AIM ▸
The listing below must be repeated word for word, with its images excluded.

[START]

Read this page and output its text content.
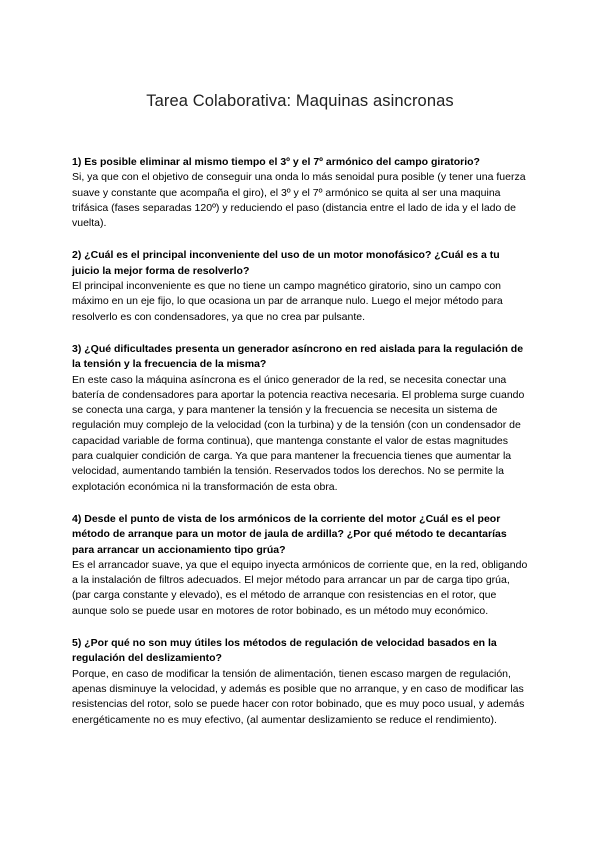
Tarea Colaborativa: Maquinas asincronas

1) Es posible eliminar al mismo tiempo el 3º y el 7º armónico del campo giratorio?

Si, ya que con el objetivo de conseguir una onda lo más senoidal pura posible (y tener una fuerza suave y constante que acompaña el giro), el 3º y el 7º armónico se quita al ser una maquina trifásica (fases separadas 120º) y reduciendo el paso (distancia entre el lado de ida y el lado de vuelta).

2) ¿Cuál es el principal inconveniente del uso de un motor monofásico? ¿Cuál es a tu juicio la mejor forma de resolverlo?

El principal inconveniente es que no tiene un campo magnético giratorio, sino un campo con máximo en un eje fijo, lo que ocasiona un par de arranque nulo. Luego el mejor método para resolverlo es con condensadores, ya que no crea par pulsante.

3) ¿Qué dificultades presenta un generador asíncrono en red aislada para la regulación de la tensión y la frecuencia de la misma?

En este caso la máquina asíncrona es el único generador de la red, se necesita conectar una batería de condensadores para aportar la potencia reactiva necesaria. El problema surge cuando se conecta una carga, y para mantener la tensión y la frecuencia se necesita un sistema de regulación muy complejo de la velocidad (con la turbina) y de la tensión (con un condensador de capacidad variable de forma continua), que mantenga constante el valor de estas magnitudes para cualquier condición de carga. Ya que para mantener la frecuencia tienes que aumentar la velocidad, aumentando también la tensión. Reservados todos los derechos. No se permite la explotación económica ni la transformación de esta obra.

4) Desde el punto de vista de los armónicos de la corriente del motor ¿Cuál es el peor método de arranque para un motor de jaula de ardilla? ¿Por qué método te decantarías para arrancar un accionamiento tipo grúa?

Es el arrancador suave, ya que el equipo inyecta armónicos de corriente que, en la red, obligando a la instalación de filtros adecuados. El mejor método para arrancar un par de carga tipo grúa, (par carga constante y elevado), es el método de arranque con resistencias en el rotor, que aunque solo se puede usar en motores de rotor bobinado, es un método muy económico.

5) ¿Por qué no son muy útiles los métodos de regulación de velocidad basados en la regulación del deslizamiento?

Porque, en caso de modificar la tensión de alimentación, tienen escaso margen de regulación, apenas disminuye la velocidad, y además es posible que no arranque, y en caso de modificar las resistencias del rotor, solo se puede hacer con rotor bobinado, que es muy poco usual, y además energéticamente no es muy efectivo, (al aumentar deslizamiento se reduce el rendimiento).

[END]

TASK ANSWER ▸
Read this page and output its text content.
Tarea Colaborativa: Maquinas asincronas

1) Es posible eliminar al mismo tiempo el 3º y el 7º armónico del campo giratorio?

Si, ya que con el objetivo de conseguir una onda lo más senoidal pura posible (y tener una fuerza suave y constante que acompaña el giro), el 3º y el 7º armónico se quita al ser una maquina trifásica (fases separadas 120º) y reduciendo el paso (distancia entre el lado de ida y el lado de vuelta).

2) ¿Cuál es el principal inconveniente del uso de un motor monofásico? ¿Cuál es a tu juicio la mejor forma de resolverlo?

El principal inconveniente es que no tiene un campo magnético giratorio, sino un campo con máximo en un eje fijo, lo que ocasiona un par de arranque nulo. Luego el mejor método para resolverlo es con condensadores, ya que no crea par pulsante.

3) ¿Qué dificultades presenta un generador asíncrono en red aislada para la regulación de la tensión y la frecuencia de la misma?

En este caso la máquina asíncrona es el único generador de la red, se necesita conectar una batería de condensadores para aportar la potencia reactiva necesaria. El problema surge cuando se conecta una carga, y para mantener la tensión y la frecuencia se necesita un sistema de regulación muy complejo de la velocidad (con la turbina) y de la tensión (con un condensador de capacidad variable de forma continua), que mantenga constante el valor de estas magnitudes para cualquier condición de carga. Ya que para mantener la frecuencia tienes que aumentar la velocidad, aumentando también la tensión. Reservados todos los derechos. No se permite la explotación económica ni la transformación de esta obra.

4) Desde el punto de vista de los armónicos de la corriente del motor ¿Cuál es el peor método de arranque para un motor de jaula de ardilla? ¿Por qué método te decantarías para arrancar un accionamiento tipo grúa?

Es el arrancador suave, ya que el equipo inyecta armónicos de corriente que, en la red, obligando a la instalación de filtros adecuados. El mejor método para arrancar un par de carga tipo grúa, (par carga constante y elevado), es el método de arranque con resistencias en el rotor, que aunque solo se puede usar en motores de rotor bobinado, es un método muy económico.

5) ¿Por qué no son muy útiles los métodos de regulación de velocidad basados en la regulación del deslizamiento?

Porque, en caso de modificar la tensión de alimentación, tienen escaso margen de regulación, apenas disminuye la velocidad, y además es posible que no arranque, y en caso de modificar las resistencias del rotor, solo se puede hacer con rotor bobinado, que es muy poco usual, y además energéticamente no es muy efectivo, (al aumentar deslizamiento se reduce el rendimiento).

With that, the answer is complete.